- [Problem details]:
Find every line with "which" in it, then report how many there are and nothing more.

── Given data ──

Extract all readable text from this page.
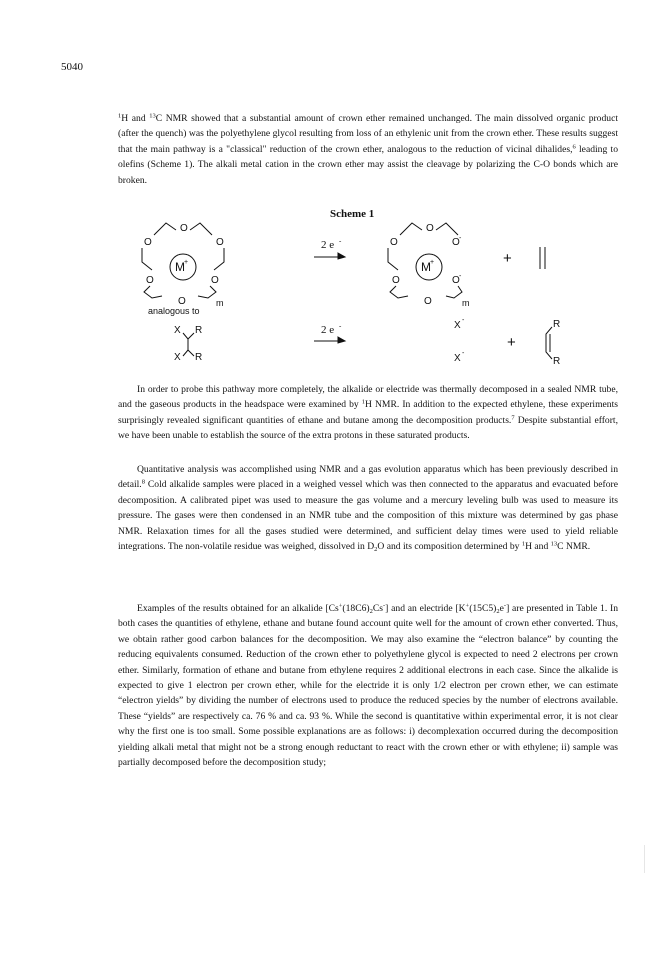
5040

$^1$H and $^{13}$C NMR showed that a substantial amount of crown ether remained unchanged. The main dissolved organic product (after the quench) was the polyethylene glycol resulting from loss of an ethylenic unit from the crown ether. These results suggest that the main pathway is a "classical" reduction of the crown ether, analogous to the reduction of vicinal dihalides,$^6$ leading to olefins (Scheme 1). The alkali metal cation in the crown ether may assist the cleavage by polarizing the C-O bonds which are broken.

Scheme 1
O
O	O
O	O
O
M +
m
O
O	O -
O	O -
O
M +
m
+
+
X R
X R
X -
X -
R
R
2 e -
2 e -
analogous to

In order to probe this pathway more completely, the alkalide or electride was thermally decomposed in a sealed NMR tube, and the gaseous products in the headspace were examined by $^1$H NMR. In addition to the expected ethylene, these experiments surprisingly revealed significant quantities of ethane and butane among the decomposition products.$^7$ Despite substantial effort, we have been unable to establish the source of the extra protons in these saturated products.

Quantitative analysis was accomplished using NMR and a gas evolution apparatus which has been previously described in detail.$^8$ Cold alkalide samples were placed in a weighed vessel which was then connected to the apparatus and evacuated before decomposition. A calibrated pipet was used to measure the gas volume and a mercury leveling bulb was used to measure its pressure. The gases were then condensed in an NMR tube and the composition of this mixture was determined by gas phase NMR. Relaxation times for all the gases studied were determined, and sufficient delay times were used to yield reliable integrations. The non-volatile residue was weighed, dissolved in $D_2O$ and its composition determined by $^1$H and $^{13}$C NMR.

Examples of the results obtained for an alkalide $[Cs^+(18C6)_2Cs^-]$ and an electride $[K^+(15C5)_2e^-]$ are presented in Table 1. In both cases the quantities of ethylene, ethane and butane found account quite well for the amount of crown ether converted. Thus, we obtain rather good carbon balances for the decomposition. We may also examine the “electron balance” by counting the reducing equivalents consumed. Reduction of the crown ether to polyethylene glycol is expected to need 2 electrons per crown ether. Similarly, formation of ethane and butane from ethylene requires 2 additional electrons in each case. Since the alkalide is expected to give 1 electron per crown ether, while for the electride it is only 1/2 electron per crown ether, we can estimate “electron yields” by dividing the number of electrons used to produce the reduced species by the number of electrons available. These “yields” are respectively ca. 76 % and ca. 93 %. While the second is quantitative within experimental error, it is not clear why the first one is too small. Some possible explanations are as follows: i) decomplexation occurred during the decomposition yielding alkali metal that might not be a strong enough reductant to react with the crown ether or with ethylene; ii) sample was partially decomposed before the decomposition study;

───

- [Task response]:
2